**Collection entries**

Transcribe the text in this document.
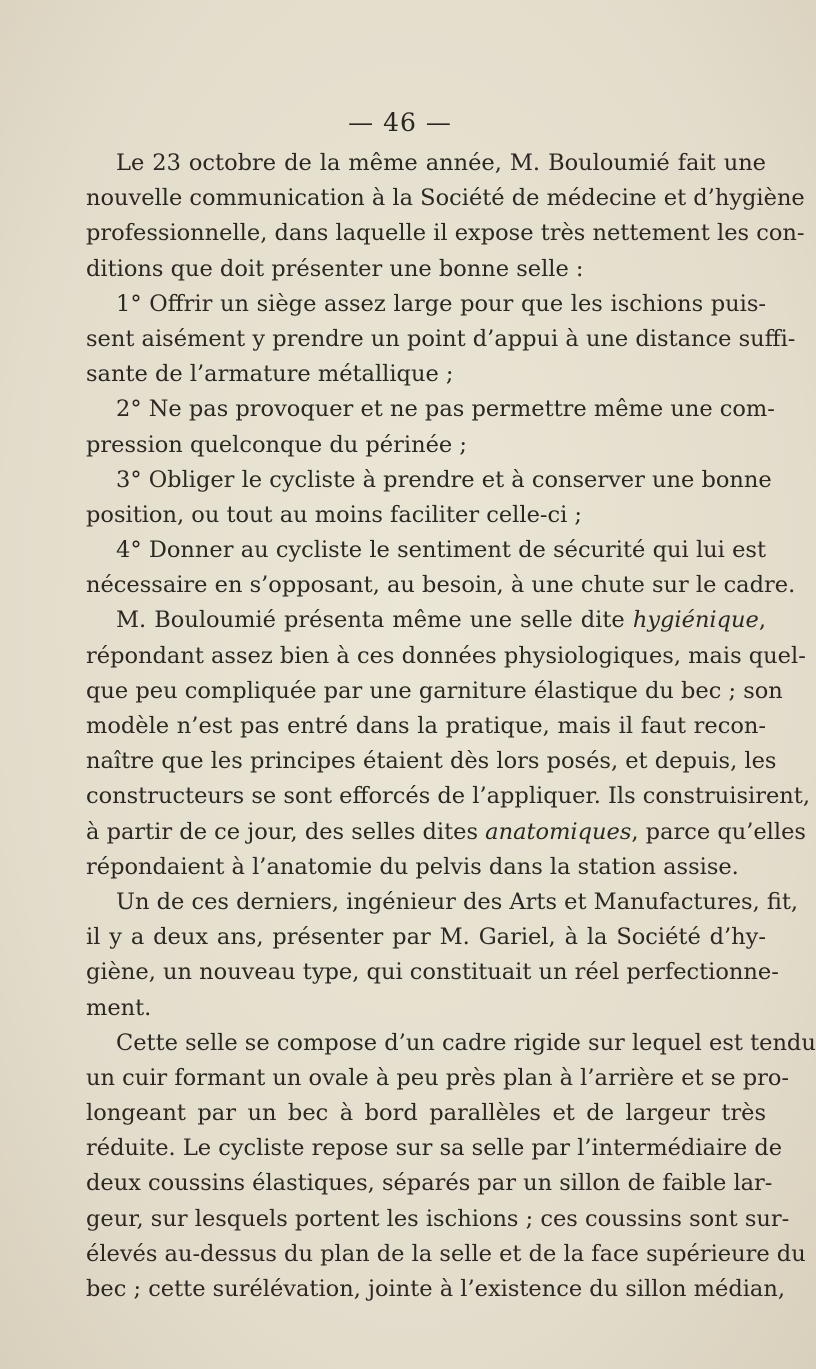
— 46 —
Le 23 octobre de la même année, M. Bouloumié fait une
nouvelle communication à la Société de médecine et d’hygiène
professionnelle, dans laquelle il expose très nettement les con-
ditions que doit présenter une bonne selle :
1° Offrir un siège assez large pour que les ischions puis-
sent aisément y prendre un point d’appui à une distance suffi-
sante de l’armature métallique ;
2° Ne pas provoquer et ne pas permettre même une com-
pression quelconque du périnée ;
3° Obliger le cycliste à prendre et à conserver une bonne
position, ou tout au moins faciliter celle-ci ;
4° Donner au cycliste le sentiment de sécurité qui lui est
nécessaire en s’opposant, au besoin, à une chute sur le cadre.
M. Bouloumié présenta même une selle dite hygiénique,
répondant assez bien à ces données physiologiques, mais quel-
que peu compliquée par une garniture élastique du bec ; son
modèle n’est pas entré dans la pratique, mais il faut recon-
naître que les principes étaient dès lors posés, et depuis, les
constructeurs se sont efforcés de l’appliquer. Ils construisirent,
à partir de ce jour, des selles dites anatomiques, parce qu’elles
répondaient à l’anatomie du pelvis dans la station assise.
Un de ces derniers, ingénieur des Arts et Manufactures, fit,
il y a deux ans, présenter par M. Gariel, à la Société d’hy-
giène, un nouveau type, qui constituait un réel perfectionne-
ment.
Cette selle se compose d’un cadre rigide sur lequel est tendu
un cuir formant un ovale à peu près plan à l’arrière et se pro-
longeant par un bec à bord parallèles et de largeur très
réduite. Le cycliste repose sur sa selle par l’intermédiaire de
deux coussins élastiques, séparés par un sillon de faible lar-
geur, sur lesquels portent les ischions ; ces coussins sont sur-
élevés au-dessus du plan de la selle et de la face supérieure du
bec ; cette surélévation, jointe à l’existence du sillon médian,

**TASK**
All of the material above needs to be restated exactly, with no pictures.

**SOLUTION FOR THIS PROBLEM**
Transcribe the text in this document.
— 46 —
Le 23 octobre de la même année, M. Bouloumié fait une
nouvelle communication à la Société de médecine et d’hygiène
professionnelle, dans laquelle il expose très nettement les con-
ditions que doit présenter une bonne selle :
1° Offrir un siège assez large pour que les ischions puis-
sent aisément y prendre un point d’appui à une distance suffi-
sante de l’armature métallique ;
2° Ne pas provoquer et ne pas permettre même une com-
pression quelconque du périnée ;
3° Obliger le cycliste à prendre et à conserver une bonne
position, ou tout au moins faciliter celle-ci ;
4° Donner au cycliste le sentiment de sécurité qui lui est
nécessaire en s’opposant, au besoin, à une chute sur le cadre.
M. Bouloumié présenta même une selle dite hygiénique,
répondant assez bien à ces données physiologiques, mais quel-
que peu compliquée par une garniture élastique du bec ; son
modèle n’est pas entré dans la pratique, mais il faut recon-
naître que les principes étaient dès lors posés, et depuis, les
constructeurs se sont efforcés de l’appliquer. Ils construisirent,
à partir de ce jour, des selles dites anatomiques, parce qu’elles
répondaient à l’anatomie du pelvis dans la station assise.
Un de ces derniers, ingénieur des Arts et Manufactures, fit,
il y a deux ans, présenter par M. Gariel, à la Société d’hy-
giène, un nouveau type, qui constituait un réel perfectionne-
ment.
Cette selle se compose d’un cadre rigide sur lequel est tendu
un cuir formant un ovale à peu près plan à l’arrière et se pro-
longeant par un bec à bord parallèles et de largeur très
réduite. Le cycliste repose sur sa selle par l’intermédiaire de
deux coussins élastiques, séparés par un sillon de faible lar-
geur, sur lesquels portent les ischions ; ces coussins sont sur-
élevés au-dessus du plan de la selle et de la face supérieure du
bec ; cette surélévation, jointe à l’existence du sillon médian,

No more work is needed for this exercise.